WORK TO DO »
Express everything from the start of the data down to the line containing "- benefit-percentage: 15.2%: [347, 469, 596, 495]" as a JSON list of strings, with one string per line and blank lines left out.

DATA PROVIDED »
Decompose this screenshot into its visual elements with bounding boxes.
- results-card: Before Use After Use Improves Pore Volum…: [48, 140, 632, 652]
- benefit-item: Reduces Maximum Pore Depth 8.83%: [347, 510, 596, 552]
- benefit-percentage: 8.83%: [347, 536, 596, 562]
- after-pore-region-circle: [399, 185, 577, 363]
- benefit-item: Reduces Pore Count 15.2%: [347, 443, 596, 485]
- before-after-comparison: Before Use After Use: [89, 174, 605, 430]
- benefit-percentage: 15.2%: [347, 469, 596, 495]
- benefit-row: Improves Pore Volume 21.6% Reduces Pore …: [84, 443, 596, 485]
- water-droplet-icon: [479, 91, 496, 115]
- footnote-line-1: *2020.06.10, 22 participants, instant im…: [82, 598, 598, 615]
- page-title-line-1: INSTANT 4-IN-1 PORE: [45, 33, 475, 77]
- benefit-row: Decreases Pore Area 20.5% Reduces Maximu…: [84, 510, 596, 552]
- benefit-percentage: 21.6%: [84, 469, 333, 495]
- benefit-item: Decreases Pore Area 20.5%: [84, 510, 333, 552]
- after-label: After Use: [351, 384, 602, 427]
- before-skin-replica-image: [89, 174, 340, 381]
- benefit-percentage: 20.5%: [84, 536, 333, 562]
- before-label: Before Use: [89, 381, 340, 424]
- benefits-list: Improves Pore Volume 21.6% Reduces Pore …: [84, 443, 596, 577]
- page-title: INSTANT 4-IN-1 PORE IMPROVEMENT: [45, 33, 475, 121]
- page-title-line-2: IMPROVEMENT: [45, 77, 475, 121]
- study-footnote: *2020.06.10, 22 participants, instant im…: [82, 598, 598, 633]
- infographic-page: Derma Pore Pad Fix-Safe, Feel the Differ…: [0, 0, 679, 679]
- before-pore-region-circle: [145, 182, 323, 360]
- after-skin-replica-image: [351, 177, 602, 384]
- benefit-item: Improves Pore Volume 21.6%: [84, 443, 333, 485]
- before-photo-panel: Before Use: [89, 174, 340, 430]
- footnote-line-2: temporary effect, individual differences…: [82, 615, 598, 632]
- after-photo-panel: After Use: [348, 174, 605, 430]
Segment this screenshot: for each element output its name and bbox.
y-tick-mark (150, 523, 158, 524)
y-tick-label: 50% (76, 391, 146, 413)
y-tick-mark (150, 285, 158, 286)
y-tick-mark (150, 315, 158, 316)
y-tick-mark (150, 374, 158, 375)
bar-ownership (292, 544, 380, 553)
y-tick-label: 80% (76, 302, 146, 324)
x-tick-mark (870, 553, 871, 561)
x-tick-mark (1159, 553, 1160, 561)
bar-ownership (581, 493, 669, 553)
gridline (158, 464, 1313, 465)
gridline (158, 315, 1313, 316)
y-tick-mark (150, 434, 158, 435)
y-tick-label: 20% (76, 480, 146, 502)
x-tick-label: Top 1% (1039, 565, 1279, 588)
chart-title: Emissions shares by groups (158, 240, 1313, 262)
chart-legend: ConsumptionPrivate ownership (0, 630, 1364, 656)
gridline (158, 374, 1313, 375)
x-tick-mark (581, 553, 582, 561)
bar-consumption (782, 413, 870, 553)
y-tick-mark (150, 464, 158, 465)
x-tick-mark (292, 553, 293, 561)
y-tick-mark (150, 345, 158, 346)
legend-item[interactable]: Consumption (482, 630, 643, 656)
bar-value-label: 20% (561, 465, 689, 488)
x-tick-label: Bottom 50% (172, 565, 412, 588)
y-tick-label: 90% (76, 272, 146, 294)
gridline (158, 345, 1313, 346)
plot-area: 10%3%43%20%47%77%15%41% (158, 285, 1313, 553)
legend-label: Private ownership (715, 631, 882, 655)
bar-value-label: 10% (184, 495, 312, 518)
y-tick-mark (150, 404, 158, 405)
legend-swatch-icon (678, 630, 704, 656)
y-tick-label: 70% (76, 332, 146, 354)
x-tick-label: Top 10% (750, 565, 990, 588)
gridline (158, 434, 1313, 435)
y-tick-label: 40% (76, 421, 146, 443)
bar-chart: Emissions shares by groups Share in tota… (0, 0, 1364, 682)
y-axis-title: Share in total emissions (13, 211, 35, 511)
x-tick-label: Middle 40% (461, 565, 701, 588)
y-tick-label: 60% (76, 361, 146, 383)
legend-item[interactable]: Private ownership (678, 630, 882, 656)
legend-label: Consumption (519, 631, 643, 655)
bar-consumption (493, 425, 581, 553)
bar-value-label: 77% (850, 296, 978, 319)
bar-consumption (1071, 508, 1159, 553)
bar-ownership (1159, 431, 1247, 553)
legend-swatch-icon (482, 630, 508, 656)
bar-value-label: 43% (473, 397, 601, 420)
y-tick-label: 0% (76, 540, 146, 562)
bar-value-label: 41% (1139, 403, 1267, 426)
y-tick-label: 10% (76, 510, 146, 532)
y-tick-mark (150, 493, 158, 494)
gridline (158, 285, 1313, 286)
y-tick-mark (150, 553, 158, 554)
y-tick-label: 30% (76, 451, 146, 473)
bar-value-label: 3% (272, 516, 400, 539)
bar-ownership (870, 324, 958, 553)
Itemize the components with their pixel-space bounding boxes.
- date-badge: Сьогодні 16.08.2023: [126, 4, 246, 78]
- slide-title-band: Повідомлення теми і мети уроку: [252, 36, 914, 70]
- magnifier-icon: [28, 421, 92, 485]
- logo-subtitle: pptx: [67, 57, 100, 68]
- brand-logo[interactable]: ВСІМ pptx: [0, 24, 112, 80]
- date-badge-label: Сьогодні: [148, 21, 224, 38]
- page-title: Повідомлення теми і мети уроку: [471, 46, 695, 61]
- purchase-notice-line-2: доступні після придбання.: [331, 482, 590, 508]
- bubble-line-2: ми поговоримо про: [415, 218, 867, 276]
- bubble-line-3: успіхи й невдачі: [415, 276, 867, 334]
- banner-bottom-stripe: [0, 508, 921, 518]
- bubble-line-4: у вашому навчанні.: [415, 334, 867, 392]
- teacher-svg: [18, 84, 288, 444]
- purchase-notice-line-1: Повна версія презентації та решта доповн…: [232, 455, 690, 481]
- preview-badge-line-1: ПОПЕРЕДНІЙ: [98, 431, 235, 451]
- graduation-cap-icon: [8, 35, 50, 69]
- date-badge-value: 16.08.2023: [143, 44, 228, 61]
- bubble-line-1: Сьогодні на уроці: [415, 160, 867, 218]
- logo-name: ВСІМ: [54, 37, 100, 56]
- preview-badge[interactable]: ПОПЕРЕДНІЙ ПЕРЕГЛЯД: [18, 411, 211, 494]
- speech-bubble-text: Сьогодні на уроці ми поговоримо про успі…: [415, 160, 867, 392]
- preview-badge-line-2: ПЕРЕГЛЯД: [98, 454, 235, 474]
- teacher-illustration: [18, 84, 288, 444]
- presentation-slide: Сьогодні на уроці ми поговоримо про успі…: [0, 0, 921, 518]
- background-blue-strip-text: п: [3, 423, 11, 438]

SOLUTION TO THIS PROBLEM »
[
  "Decompose this screenshot into its visual elements with bounding boxes.",
  "- results-card: Before Use After Use Improves Pore Volum…: [48, 140, 632, 652]",
  "- benefit-item: Reduces Maximum Pore Depth 8.83%: [347, 510, 596, 552]",
  "- benefit-percentage: 8.83%: [347, 536, 596, 562]",
  "- after-pore-region-circle: [399, 185, 577, 363]",
  "- benefit-item: Reduces Pore Count 15.2%: [347, 443, 596, 485]",
  "- before-after-comparison: Before Use After Use: [89, 174, 605, 430]",
  "- benefit-percentage: 15.2%: [347, 469, 596, 495]"
]